**Stated problem:**
Below are some records. Say how many of their lines include the string "processor", giving only the number.

[Rows from a figure dataset]

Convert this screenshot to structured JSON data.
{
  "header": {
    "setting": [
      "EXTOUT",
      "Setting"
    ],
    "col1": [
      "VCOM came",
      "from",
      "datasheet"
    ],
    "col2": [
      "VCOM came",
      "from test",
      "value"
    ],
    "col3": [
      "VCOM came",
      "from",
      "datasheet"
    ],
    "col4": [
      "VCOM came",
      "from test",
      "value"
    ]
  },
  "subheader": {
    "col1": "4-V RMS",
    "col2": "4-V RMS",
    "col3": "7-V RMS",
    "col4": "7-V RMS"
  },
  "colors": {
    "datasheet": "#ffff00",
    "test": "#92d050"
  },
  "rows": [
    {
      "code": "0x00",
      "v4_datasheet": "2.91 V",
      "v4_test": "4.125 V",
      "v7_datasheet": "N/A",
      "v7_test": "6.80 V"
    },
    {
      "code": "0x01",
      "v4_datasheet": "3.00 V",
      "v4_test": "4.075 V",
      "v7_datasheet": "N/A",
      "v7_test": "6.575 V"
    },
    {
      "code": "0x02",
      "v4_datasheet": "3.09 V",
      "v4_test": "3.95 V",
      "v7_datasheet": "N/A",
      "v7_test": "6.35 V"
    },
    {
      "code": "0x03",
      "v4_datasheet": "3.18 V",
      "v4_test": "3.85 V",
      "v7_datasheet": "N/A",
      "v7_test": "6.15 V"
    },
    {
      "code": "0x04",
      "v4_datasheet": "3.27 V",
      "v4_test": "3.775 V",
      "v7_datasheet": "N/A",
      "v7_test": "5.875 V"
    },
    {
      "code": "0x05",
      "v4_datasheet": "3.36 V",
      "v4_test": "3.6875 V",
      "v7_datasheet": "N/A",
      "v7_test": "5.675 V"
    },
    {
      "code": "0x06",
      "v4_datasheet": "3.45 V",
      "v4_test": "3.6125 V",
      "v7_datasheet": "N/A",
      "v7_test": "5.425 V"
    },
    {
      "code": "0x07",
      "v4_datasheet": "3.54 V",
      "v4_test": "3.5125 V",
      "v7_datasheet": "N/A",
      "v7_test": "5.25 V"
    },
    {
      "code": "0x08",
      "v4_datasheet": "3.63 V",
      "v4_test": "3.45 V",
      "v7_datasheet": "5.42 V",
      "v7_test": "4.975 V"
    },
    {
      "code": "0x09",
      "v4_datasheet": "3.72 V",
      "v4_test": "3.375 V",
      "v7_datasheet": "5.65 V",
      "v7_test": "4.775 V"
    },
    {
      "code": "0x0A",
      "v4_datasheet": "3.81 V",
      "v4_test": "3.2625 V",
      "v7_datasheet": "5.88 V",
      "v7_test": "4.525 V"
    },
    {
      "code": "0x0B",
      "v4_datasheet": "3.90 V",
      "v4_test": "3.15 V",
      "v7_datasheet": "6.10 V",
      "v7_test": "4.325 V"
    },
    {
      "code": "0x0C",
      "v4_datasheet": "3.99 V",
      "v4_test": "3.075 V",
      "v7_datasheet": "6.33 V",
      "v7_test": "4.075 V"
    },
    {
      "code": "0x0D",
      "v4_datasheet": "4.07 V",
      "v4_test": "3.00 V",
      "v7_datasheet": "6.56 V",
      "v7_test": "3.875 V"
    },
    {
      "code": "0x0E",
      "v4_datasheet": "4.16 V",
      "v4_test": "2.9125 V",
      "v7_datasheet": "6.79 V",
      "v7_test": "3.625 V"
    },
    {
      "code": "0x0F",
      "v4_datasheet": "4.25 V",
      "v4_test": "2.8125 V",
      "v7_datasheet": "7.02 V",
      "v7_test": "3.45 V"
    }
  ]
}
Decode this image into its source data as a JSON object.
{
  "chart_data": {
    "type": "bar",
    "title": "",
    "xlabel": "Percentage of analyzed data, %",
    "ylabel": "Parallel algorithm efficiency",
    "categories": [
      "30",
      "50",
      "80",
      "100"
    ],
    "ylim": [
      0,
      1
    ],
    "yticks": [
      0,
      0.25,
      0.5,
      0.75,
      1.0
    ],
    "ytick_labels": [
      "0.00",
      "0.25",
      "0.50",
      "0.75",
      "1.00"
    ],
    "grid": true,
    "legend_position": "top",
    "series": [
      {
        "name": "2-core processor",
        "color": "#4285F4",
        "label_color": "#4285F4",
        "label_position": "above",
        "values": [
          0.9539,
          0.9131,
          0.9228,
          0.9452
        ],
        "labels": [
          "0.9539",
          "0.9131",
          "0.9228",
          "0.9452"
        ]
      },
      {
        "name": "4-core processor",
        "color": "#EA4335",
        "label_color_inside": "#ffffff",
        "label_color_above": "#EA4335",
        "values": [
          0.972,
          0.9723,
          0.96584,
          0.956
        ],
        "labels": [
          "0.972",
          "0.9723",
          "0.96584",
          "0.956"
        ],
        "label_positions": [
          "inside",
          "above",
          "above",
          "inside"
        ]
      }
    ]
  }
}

**Expected answer:**
2